Short task
Go through the entries and transcribe each one exactly, dropping the pictures.

Saved data entries:
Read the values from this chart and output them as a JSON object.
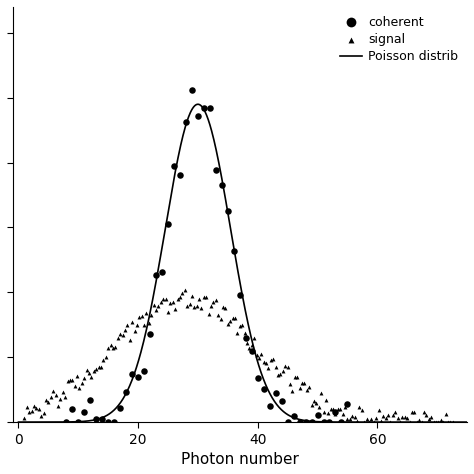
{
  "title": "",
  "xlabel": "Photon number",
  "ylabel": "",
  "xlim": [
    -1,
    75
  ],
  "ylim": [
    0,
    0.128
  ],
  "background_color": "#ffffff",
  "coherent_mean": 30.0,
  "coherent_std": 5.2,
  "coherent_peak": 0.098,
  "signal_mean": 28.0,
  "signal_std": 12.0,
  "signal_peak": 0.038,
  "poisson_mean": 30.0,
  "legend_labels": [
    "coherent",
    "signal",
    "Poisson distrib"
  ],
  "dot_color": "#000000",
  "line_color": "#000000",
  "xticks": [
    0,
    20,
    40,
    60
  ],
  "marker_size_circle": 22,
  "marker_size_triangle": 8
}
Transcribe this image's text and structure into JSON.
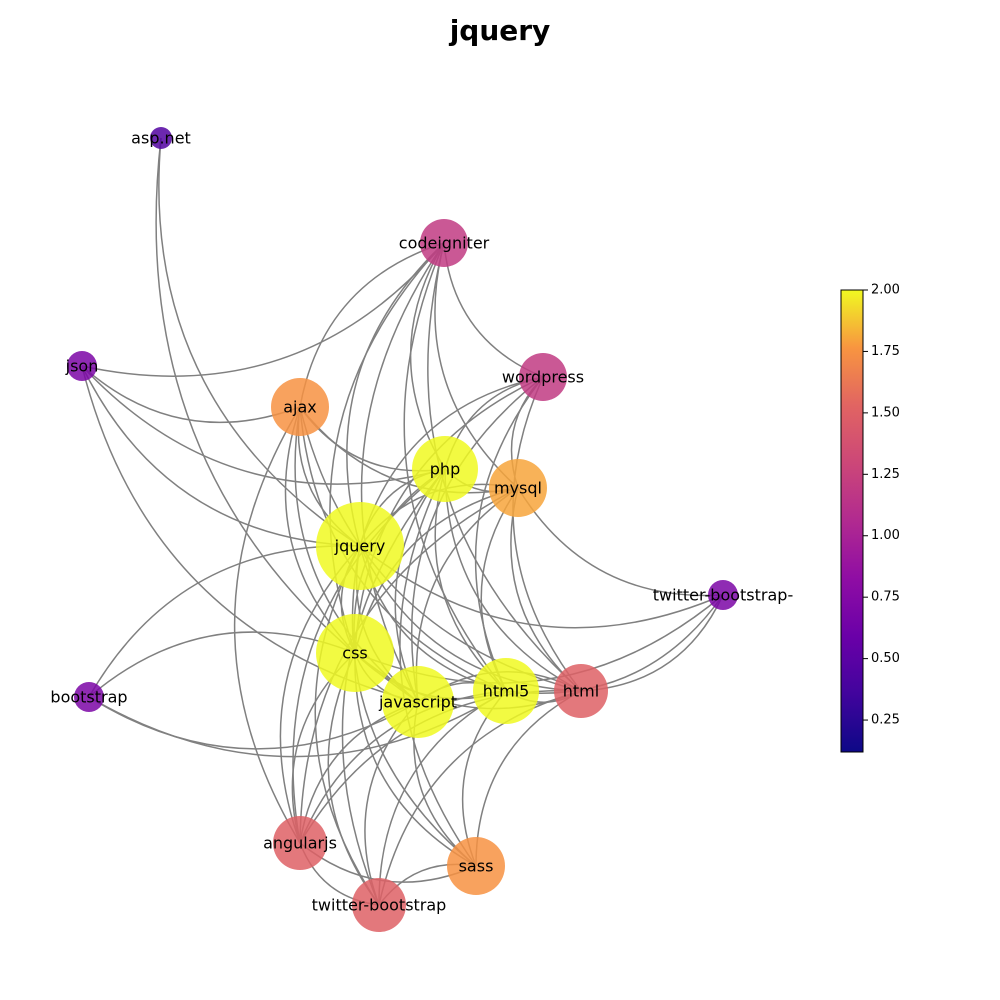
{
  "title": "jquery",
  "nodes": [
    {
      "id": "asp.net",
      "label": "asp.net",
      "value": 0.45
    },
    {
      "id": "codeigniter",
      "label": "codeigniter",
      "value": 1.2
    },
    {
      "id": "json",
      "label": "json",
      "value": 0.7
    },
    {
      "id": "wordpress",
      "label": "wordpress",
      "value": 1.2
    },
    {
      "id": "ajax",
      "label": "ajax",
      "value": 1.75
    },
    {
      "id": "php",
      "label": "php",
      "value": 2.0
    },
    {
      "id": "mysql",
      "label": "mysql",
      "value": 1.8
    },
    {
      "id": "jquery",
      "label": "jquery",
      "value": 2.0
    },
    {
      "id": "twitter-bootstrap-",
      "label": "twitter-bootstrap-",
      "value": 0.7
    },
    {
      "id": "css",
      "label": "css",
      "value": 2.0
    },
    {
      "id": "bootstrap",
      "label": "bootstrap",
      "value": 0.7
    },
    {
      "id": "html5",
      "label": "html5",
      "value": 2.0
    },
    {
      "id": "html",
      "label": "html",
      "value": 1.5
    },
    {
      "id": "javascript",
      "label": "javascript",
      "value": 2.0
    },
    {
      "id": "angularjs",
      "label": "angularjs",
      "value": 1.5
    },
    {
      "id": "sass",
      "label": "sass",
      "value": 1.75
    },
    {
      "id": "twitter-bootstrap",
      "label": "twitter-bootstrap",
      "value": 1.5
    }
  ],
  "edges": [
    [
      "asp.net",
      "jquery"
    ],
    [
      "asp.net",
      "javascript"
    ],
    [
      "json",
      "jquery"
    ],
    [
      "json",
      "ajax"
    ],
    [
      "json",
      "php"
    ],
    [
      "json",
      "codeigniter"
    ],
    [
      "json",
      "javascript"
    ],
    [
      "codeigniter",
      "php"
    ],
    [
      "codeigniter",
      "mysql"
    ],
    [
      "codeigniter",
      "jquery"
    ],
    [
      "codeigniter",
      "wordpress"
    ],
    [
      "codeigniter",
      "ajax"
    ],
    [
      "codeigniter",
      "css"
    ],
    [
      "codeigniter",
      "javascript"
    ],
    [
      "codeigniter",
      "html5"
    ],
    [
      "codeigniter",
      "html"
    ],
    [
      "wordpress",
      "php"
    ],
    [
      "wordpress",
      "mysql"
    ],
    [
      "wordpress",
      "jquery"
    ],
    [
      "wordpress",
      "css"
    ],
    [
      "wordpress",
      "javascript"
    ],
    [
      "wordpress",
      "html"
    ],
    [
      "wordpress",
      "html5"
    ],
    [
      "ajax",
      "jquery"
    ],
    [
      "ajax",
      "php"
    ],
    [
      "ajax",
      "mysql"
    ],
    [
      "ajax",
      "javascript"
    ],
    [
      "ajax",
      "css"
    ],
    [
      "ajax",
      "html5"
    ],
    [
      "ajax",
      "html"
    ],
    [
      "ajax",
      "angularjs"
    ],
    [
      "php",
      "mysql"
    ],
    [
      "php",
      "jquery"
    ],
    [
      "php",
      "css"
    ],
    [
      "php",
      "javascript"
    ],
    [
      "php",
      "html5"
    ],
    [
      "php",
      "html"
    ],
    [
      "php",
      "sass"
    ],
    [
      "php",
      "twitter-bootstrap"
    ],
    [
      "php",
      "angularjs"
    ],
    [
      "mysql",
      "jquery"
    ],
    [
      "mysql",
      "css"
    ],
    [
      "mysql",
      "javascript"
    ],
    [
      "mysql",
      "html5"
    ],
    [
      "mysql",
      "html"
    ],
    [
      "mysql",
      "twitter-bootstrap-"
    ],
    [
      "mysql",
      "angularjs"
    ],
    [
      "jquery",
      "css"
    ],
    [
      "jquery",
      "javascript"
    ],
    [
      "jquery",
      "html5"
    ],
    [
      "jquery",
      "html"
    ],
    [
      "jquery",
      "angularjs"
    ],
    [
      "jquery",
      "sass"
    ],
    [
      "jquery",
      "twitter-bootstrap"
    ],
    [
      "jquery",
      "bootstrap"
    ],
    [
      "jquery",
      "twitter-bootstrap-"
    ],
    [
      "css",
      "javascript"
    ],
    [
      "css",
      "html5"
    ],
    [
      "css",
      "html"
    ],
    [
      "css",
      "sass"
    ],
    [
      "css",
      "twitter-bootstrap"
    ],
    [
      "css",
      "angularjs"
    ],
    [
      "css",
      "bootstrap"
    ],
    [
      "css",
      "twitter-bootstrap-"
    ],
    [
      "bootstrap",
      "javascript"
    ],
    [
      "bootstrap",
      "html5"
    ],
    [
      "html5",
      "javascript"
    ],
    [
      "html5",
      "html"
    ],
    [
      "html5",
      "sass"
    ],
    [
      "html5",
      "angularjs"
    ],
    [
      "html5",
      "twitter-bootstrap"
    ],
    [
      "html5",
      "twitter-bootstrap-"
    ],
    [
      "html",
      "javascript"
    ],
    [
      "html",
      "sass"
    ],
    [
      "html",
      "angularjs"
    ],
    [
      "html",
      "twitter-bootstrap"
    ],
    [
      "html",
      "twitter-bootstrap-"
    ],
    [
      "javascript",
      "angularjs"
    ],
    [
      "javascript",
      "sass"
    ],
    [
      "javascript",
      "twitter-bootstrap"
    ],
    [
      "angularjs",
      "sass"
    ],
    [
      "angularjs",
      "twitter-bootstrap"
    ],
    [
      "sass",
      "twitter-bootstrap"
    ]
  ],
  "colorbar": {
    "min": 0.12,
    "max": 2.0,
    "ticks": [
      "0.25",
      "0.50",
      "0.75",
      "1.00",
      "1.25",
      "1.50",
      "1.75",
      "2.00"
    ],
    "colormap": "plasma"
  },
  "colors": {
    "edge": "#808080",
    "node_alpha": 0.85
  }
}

Result for this task
Read the values from this chart and output them as a JSON object.
{
  "title": "",
  "xlabel": "Photon number",
  "ylabel": "",
  "xlim": [
    -1,
    75
  ],
  "ylim": [
    0,
    0.128
  ],
  "background_color": "#ffffff",
  "coherent_mean": 30.0,
  "coherent_std": 5.2,
  "coherent_peak": 0.098,
  "signal_mean": 28.0,
  "signal_std": 12.0,
  "signal_peak": 0.038,
  "poisson_mean": 30.0,
  "legend_labels": [
    "coherent",
    "signal",
    "Poisson distrib"
  ],
  "dot_color": "#000000",
  "line_color": "#000000",
  "xticks": [
    0,
    20,
    40,
    60
  ],
  "marker_size_circle": 22,
  "marker_size_triangle": 8
}
Transcribe this image's text and structure into JSON.
{
  "title": "jquery",
  "nodes": [
    {
      "id": "asp.net",
      "label": "asp.net",
      "value": 0.45
    },
    {
      "id": "codeigniter",
      "label": "codeigniter",
      "value": 1.2
    },
    {
      "id": "json",
      "label": "json",
      "value": 0.7
    },
    {
      "id": "wordpress",
      "label": "wordpress",
      "value": 1.2
    },
    {
      "id": "ajax",
      "label": "ajax",
      "value": 1.75
    },
    {
      "id": "php",
      "label": "php",
      "value": 2.0
    },
    {
      "id": "mysql",
      "label": "mysql",
      "value": 1.8
    },
    {
      "id": "jquery",
      "label": "jquery",
      "value": 2.0
    },
    {
      "id": "twitter-bootstrap-",
      "label": "twitter-bootstrap-",
      "value": 0.7
    },
    {
      "id": "css",
      "label": "css",
      "value": 2.0
    },
    {
      "id": "bootstrap",
      "label": "bootstrap",
      "value": 0.7
    },
    {
      "id": "html5",
      "label": "html5",
      "value": 2.0
    },
    {
      "id": "html",
      "label": "html",
      "value": 1.5
    },
    {
      "id": "javascript",
      "label": "javascript",
      "value": 2.0
    },
    {
      "id": "angularjs",
      "label": "angularjs",
      "value": 1.5
    },
    {
      "id": "sass",
      "label": "sass",
      "value": 1.75
    },
    {
      "id": "twitter-bootstrap",
      "label": "twitter-bootstrap",
      "value": 1.5
    }
  ],
  "edges": [
    [
      "asp.net",
      "jquery"
    ],
    [
      "asp.net",
      "javascript"
    ],
    [
      "json",
      "jquery"
    ],
    [
      "json",
      "ajax"
    ],
    [
      "json",
      "php"
    ],
    [
      "json",
      "codeigniter"
    ],
    [
      "json",
      "javascript"
    ],
    [
      "codeigniter",
      "php"
    ],
    [
      "codeigniter",
      "mysql"
    ],
    [
      "codeigniter",
      "jquery"
    ],
    [
      "codeigniter",
      "wordpress"
    ],
    [
      "codeigniter",
      "ajax"
    ],
    [
      "codeigniter",
      "css"
    ],
    [
      "codeigniter",
      "javascript"
    ],
    [
      "codeigniter",
      "html5"
    ],
    [
      "codeigniter",
      "html"
    ],
    [
      "wordpress",
      "php"
    ],
    [
      "wordpress",
      "mysql"
    ],
    [
      "wordpress",
      "jquery"
    ],
    [
      "wordpress",
      "css"
    ],
    [
      "wordpress",
      "javascript"
    ],
    [
      "wordpress",
      "html"
    ],
    [
      "wordpress",
      "html5"
    ],
    [
      "ajax",
      "jquery"
    ],
    [
      "ajax",
      "php"
    ],
    [
      "ajax",
      "mysql"
    ],
    [
      "ajax",
      "javascript"
    ],
    [
      "ajax",
      "css"
    ],
    [
      "ajax",
      "html5"
    ],
    [
      "ajax",
      "html"
    ],
    [
      "ajax",
      "angularjs"
    ],
    [
      "php",
      "mysql"
    ],
    [
      "php",
      "jquery"
    ],
    [
      "php",
      "css"
    ],
    [
      "php",
      "javascript"
    ],
    [
      "php",
      "html5"
    ],
    [
      "php",
      "html"
    ],
    [
      "php",
      "sass"
    ],
    [
      "php",
      "twitter-bootstrap"
    ],
    [
      "php",
      "angularjs"
    ],
    [
      "mysql",
      "jquery"
    ],
    [
      "mysql",
      "css"
    ],
    [
      "mysql",
      "javascript"
    ],
    [
      "mysql",
      "html5"
    ],
    [
      "mysql",
      "html"
    ],
    [
      "mysql",
      "twitter-bootstrap-"
    ],
    [
      "mysql",
      "angularjs"
    ],
    [
      "jquery",
      "css"
    ],
    [
      "jquery",
      "javascript"
    ],
    [
      "jquery",
      "html5"
    ],
    [
      "jquery",
      "html"
    ],
    [
      "jquery",
      "angularjs"
    ],
    [
      "jquery",
      "sass"
    ],
    [
      "jquery",
      "twitter-bootstrap"
    ],
    [
      "jquery",
      "bootstrap"
    ],
    [
      "jquery",
      "twitter-bootstrap-"
    ],
    [
      "css",
      "javascript"
    ],
    [
      "css",
      "html5"
    ],
    [
      "css",
      "html"
    ],
    [
      "css",
      "sass"
    ],
    [
      "css",
      "twitter-bootstrap"
    ],
    [
      "css",
      "angularjs"
    ],
    [
      "css",
      "bootstrap"
    ],
    [
      "css",
      "twitter-bootstrap-"
    ],
    [
      "bootstrap",
      "javascript"
    ],
    [
      "bootstrap",
      "html5"
    ],
    [
      "html5",
      "javascript"
    ],
    [
      "html5",
      "html"
    ],
    [
      "html5",
      "sass"
    ],
    [
      "html5",
      "angularjs"
    ],
    [
      "html5",
      "twitter-bootstrap"
    ],
    [
      "html5",
      "twitter-bootstrap-"
    ],
    [
      "html",
      "javascript"
    ],
    [
      "html",
      "sass"
    ],
    [
      "html",
      "angularjs"
    ],
    [
      "html",
      "twitter-bootstrap"
    ],
    [
      "html",
      "twitter-bootstrap-"
    ],
    [
      "javascript",
      "angularjs"
    ],
    [
      "javascript",
      "sass"
    ],
    [
      "javascript",
      "twitter-bootstrap"
    ],
    [
      "angularjs",
      "sass"
    ],
    [
      "angularjs",
      "twitter-bootstrap"
    ],
    [
      "sass",
      "twitter-bootstrap"
    ]
  ],
  "colorbar": {
    "min": 0.12,
    "max": 2.0,
    "ticks": [
      "0.25",
      "0.50",
      "0.75",
      "1.00",
      "1.25",
      "1.50",
      "1.75",
      "2.00"
    ],
    "colormap": "plasma"
  },
  "colors": {
    "edge": "#808080",
    "node_alpha": 0.85
  }
}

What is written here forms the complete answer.